#### EXTRACTED MATERIAL ####

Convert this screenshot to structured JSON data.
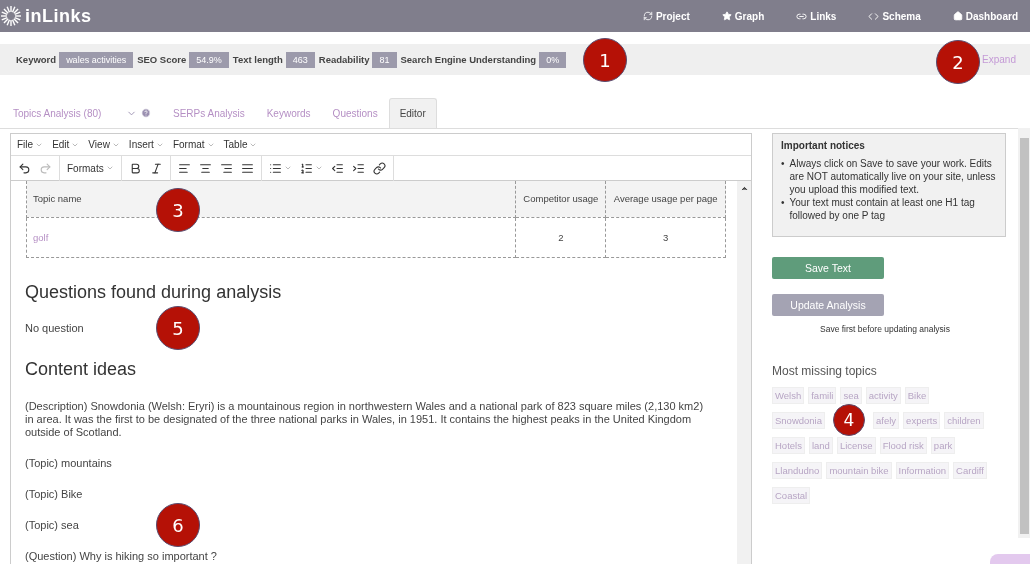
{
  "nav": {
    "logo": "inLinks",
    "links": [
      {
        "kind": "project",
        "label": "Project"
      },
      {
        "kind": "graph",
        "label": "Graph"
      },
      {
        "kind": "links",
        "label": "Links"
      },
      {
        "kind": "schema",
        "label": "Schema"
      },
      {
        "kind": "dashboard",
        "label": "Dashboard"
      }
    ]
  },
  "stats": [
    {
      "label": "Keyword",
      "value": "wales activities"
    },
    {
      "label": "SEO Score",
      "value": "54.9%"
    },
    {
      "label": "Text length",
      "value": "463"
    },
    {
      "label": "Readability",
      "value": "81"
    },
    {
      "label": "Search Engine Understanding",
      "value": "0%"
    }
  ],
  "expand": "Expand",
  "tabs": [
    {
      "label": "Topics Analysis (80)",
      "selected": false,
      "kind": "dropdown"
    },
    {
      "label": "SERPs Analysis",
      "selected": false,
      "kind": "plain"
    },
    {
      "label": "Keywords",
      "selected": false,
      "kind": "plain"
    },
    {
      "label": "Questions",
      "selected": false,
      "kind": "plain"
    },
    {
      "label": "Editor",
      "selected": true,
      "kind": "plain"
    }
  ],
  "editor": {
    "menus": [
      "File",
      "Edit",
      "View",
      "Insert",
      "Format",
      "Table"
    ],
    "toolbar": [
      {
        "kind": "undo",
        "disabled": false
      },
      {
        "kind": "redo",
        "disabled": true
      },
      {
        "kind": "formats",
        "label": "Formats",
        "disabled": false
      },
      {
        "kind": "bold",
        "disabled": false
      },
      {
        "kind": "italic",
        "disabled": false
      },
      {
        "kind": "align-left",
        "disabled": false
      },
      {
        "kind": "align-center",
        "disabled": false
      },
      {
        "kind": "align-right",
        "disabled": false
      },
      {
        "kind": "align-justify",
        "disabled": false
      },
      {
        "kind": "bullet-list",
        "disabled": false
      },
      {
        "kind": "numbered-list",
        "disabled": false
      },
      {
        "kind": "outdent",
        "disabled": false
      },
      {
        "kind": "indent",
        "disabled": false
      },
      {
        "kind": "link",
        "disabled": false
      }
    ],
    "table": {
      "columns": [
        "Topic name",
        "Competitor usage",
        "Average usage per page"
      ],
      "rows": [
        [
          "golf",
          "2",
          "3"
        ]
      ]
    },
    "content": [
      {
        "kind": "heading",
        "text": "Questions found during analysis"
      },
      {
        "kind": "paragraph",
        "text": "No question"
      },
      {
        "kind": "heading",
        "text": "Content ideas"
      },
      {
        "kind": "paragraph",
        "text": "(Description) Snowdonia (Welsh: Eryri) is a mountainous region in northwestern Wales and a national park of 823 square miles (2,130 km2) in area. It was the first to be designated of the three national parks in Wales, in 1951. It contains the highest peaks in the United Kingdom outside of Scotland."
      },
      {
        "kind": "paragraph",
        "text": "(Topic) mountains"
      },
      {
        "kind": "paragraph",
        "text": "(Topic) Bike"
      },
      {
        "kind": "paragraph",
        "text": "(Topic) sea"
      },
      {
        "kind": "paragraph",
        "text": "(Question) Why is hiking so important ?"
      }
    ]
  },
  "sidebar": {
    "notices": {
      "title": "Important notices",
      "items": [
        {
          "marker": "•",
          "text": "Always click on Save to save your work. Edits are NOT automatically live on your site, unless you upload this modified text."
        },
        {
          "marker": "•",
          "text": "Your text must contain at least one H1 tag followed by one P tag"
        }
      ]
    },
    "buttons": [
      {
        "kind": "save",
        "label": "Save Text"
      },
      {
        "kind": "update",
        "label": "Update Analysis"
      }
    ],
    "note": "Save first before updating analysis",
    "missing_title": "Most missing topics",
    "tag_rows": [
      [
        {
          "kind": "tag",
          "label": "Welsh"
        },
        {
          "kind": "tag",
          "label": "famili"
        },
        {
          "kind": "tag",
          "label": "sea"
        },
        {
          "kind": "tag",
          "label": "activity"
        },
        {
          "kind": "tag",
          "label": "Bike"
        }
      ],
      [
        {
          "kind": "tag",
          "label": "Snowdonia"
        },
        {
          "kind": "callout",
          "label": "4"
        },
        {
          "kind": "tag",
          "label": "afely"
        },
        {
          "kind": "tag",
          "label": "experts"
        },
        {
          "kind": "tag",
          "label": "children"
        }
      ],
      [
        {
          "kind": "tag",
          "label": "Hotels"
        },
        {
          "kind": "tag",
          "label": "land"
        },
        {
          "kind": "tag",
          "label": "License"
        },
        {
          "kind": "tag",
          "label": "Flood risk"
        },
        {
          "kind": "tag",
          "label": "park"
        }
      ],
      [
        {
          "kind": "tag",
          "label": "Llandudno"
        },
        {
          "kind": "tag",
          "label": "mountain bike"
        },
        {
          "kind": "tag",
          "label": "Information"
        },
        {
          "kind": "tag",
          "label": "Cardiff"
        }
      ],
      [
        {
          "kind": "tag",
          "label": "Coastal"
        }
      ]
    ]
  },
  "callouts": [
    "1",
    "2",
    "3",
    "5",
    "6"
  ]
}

####

▶ **REQUIRED TASK**
Send back the data above word for word, with the pictures left out.

▶ **PROBLEM SOLUTION**
Convert this screenshot to structured JSON data.
{
  "nav": {
    "logo": "inLinks",
    "links": [
      {
        "kind": "project",
        "label": "Project"
      },
      {
        "kind": "graph",
        "label": "Graph"
      },
      {
        "kind": "links",
        "label": "Links"
      },
      {
        "kind": "schema",
        "label": "Schema"
      },
      {
        "kind": "dashboard",
        "label": "Dashboard"
      }
    ]
  },
  "stats": [
    {
      "label": "Keyword",
      "value": "wales activities"
    },
    {
      "label": "SEO Score",
      "value": "54.9%"
    },
    {
      "label": "Text length",
      "value": "463"
    },
    {
      "label": "Readability",
      "value": "81"
    },
    {
      "label": "Search Engine Understanding",
      "value": "0%"
    }
  ],
  "expand": "Expand",
  "tabs": [
    {
      "label": "Topics Analysis (80)",
      "selected": false,
      "kind": "dropdown"
    },
    {
      "label": "SERPs Analysis",
      "selected": false,
      "kind": "plain"
    },
    {
      "label": "Keywords",
      "selected": false,
      "kind": "plain"
    },
    {
      "label": "Questions",
      "selected": false,
      "kind": "plain"
    },
    {
      "label": "Editor",
      "selected": true,
      "kind": "plain"
    }
  ],
  "editor": {
    "menus": [
      "File",
      "Edit",
      "View",
      "Insert",
      "Format",
      "Table"
    ],
    "toolbar": [
      {
        "kind": "undo",
        "disabled": false
      },
      {
        "kind": "redo",
        "disabled": true
      },
      {
        "kind": "formats",
        "label": "Formats",
        "disabled": false
      },
      {
        "kind": "bold",
        "disabled": false
      },
      {
        "kind": "italic",
        "disabled": false
      },
      {
        "kind": "align-left",
        "disabled": false
      },
      {
        "kind": "align-center",
        "disabled": false
      },
      {
        "kind": "align-right",
        "disabled": false
      },
      {
        "kind": "align-justify",
        "disabled": false
      },
      {
        "kind": "bullet-list",
        "disabled": false
      },
      {
        "kind": "numbered-list",
        "disabled": false
      },
      {
        "kind": "outdent",
        "disabled": false
      },
      {
        "kind": "indent",
        "disabled": false
      },
      {
        "kind": "link",
        "disabled": false
      }
    ],
    "table": {
      "columns": [
        "Topic name",
        "Competitor usage",
        "Average usage per page"
      ],
      "rows": [
        [
          "golf",
          "2",
          "3"
        ]
      ]
    },
    "content": [
      {
        "kind": "heading",
        "text": "Questions found during analysis"
      },
      {
        "kind": "paragraph",
        "text": "No question"
      },
      {
        "kind": "heading",
        "text": "Content ideas"
      },
      {
        "kind": "paragraph",
        "text": "(Description) Snowdonia (Welsh: Eryri) is a mountainous region in northwestern Wales and a national park of 823 square miles (2,130 km2) in area. It was the first to be designated of the three national parks in Wales, in 1951. It contains the highest peaks in the United Kingdom outside of Scotland."
      },
      {
        "kind": "paragraph",
        "text": "(Topic) mountains"
      },
      {
        "kind": "paragraph",
        "text": "(Topic) Bike"
      },
      {
        "kind": "paragraph",
        "text": "(Topic) sea"
      },
      {
        "kind": "paragraph",
        "text": "(Question) Why is hiking so important ?"
      }
    ]
  },
  "sidebar": {
    "notices": {
      "title": "Important notices",
      "items": [
        {
          "marker": "•",
          "text": "Always click on Save to save your work. Edits are NOT automatically live on your site, unless you upload this modified text."
        },
        {
          "marker": "•",
          "text": "Your text must contain at least one H1 tag followed by one P tag"
        }
      ]
    },
    "buttons": [
      {
        "kind": "save",
        "label": "Save Text"
      },
      {
        "kind": "update",
        "label": "Update Analysis"
      }
    ],
    "note": "Save first before updating analysis",
    "missing_title": "Most missing topics",
    "tag_rows": [
      [
        {
          "kind": "tag",
          "label": "Welsh"
        },
        {
          "kind": "tag",
          "label": "famili"
        },
        {
          "kind": "tag",
          "label": "sea"
        },
        {
          "kind": "tag",
          "label": "activity"
        },
        {
          "kind": "tag",
          "label": "Bike"
        }
      ],
      [
        {
          "kind": "tag",
          "label": "Snowdonia"
        },
        {
          "kind": "callout",
          "label": "4"
        },
        {
          "kind": "tag",
          "label": "afely"
        },
        {
          "kind": "tag",
          "label": "experts"
        },
        {
          "kind": "tag",
          "label": "children"
        }
      ],
      [
        {
          "kind": "tag",
          "label": "Hotels"
        },
        {
          "kind": "tag",
          "label": "land"
        },
        {
          "kind": "tag",
          "label": "License"
        },
        {
          "kind": "tag",
          "label": "Flood risk"
        },
        {
          "kind": "tag",
          "label": "park"
        }
      ],
      [
        {
          "kind": "tag",
          "label": "Llandudno"
        },
        {
          "kind": "tag",
          "label": "mountain bike"
        },
        {
          "kind": "tag",
          "label": "Information"
        },
        {
          "kind": "tag",
          "label": "Cardiff"
        }
      ],
      [
        {
          "kind": "tag",
          "label": "Coastal"
        }
      ]
    ]
  },
  "callouts": [
    "1",
    "2",
    "3",
    "5",
    "6"
  ]
}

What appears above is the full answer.